*** RECORDS SUPPLIED ***
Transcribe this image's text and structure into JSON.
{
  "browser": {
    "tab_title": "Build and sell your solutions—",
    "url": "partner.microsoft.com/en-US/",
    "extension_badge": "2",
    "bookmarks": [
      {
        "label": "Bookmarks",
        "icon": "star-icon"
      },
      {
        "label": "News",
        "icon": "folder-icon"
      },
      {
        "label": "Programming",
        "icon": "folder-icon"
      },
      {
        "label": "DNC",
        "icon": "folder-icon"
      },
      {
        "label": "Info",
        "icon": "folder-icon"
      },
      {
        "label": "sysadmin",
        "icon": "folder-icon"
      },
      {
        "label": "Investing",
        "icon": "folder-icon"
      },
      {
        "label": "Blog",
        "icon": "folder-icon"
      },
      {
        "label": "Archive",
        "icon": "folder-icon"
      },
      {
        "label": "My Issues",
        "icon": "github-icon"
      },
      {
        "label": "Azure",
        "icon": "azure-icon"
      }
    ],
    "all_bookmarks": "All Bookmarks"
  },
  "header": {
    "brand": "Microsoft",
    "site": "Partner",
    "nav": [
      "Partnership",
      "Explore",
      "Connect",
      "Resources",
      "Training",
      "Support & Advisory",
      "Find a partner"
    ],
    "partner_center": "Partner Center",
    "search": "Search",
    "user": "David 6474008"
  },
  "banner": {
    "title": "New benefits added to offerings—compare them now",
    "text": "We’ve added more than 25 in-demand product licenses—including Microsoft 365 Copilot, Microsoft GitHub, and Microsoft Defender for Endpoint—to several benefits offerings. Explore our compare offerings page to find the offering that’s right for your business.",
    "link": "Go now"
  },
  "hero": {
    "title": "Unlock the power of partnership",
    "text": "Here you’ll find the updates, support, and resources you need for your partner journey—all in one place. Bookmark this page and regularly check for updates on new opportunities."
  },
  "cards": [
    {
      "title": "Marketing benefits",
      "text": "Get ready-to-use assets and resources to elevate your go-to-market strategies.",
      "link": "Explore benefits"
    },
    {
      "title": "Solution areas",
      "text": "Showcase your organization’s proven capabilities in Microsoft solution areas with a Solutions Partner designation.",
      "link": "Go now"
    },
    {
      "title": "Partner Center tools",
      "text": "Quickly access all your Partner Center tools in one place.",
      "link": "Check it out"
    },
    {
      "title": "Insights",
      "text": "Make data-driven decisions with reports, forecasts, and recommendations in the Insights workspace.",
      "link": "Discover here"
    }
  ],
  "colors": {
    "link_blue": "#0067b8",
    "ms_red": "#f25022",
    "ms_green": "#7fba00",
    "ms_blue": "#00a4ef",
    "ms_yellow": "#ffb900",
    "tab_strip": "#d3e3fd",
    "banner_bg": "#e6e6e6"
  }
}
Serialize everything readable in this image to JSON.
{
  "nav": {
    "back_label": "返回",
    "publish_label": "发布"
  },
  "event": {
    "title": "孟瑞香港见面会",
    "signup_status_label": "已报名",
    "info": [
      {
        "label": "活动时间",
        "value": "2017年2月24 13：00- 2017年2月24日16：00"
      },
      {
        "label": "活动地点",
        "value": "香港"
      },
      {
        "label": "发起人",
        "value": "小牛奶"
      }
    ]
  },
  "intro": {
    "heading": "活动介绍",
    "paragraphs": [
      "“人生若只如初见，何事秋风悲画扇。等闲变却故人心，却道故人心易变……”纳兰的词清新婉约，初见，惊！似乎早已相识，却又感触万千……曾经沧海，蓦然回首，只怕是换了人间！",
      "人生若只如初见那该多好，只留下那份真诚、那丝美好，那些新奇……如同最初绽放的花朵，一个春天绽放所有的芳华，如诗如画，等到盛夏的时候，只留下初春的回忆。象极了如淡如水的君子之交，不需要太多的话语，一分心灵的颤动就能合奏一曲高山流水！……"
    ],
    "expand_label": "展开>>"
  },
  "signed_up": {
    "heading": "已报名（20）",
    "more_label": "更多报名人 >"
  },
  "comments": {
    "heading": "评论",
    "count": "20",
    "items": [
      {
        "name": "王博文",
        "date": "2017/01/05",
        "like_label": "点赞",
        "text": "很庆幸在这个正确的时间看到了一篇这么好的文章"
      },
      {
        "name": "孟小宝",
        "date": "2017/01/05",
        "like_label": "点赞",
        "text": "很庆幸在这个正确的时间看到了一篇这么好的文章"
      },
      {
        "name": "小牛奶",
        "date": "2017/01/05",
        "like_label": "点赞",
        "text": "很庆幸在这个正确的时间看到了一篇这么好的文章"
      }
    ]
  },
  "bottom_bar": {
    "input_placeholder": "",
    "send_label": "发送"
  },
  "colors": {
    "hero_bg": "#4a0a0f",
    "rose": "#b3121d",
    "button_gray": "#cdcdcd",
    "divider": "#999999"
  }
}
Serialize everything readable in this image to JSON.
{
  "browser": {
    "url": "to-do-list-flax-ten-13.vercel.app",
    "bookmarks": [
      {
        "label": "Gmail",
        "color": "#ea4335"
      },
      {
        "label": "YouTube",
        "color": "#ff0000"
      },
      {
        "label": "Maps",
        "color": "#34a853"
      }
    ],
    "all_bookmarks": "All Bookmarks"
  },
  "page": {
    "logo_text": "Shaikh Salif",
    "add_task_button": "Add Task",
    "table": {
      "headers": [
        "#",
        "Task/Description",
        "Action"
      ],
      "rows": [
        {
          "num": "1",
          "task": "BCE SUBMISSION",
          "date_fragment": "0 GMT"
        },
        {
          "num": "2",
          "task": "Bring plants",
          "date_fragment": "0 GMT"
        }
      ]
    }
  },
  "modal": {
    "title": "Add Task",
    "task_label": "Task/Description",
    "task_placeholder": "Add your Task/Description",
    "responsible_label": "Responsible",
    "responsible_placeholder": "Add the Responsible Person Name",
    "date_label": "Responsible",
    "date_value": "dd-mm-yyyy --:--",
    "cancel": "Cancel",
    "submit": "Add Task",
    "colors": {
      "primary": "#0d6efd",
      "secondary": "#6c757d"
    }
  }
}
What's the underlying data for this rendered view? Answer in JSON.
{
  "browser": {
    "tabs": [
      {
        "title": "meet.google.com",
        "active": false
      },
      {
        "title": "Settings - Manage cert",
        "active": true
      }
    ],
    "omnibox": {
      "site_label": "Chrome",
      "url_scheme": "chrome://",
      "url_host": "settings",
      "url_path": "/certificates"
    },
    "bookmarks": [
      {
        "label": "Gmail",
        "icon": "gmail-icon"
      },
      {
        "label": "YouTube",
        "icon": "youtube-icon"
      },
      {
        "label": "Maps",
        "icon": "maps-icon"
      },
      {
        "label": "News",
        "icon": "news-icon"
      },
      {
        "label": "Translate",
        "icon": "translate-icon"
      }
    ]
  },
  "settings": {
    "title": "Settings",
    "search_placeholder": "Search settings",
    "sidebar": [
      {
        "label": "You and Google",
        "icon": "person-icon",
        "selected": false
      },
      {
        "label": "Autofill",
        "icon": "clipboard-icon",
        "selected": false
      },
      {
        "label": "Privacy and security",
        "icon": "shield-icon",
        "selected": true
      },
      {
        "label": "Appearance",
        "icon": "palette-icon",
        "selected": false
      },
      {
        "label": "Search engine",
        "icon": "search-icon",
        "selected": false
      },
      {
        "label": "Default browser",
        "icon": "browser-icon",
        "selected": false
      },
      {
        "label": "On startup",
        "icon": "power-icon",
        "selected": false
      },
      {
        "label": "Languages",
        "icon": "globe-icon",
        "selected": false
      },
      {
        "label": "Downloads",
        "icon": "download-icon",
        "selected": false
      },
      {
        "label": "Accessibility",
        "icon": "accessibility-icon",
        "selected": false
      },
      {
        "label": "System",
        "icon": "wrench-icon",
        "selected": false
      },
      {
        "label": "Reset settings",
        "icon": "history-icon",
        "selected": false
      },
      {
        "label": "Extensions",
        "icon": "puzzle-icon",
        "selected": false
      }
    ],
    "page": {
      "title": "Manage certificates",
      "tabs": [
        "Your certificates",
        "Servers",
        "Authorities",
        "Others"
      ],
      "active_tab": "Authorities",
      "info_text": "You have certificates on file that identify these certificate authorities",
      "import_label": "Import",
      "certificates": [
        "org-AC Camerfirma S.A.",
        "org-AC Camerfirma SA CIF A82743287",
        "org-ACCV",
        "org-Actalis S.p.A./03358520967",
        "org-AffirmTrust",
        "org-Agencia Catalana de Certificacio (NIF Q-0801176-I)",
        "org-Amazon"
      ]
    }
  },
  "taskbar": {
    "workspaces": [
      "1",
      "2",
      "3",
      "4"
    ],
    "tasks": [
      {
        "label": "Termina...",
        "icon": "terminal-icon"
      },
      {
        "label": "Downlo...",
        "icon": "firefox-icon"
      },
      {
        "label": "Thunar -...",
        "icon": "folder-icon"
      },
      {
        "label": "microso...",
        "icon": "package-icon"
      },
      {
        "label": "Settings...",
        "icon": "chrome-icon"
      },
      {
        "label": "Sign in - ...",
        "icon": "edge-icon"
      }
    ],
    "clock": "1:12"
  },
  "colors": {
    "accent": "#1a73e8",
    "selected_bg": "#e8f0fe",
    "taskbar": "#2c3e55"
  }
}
***
▸ WHAT YOU SHOULD DO:
Each line in the entries above that includes the string "with" should be extracted.

▸ CORRECT OUTPUT:
      "text": "Showcase your organization’s proven capabilities in Microsoft solution areas with a Solutions Partner designation.",
      "text": "Make data-driven decisions with reports, forecasts, and recommendations in the Insights workspace.",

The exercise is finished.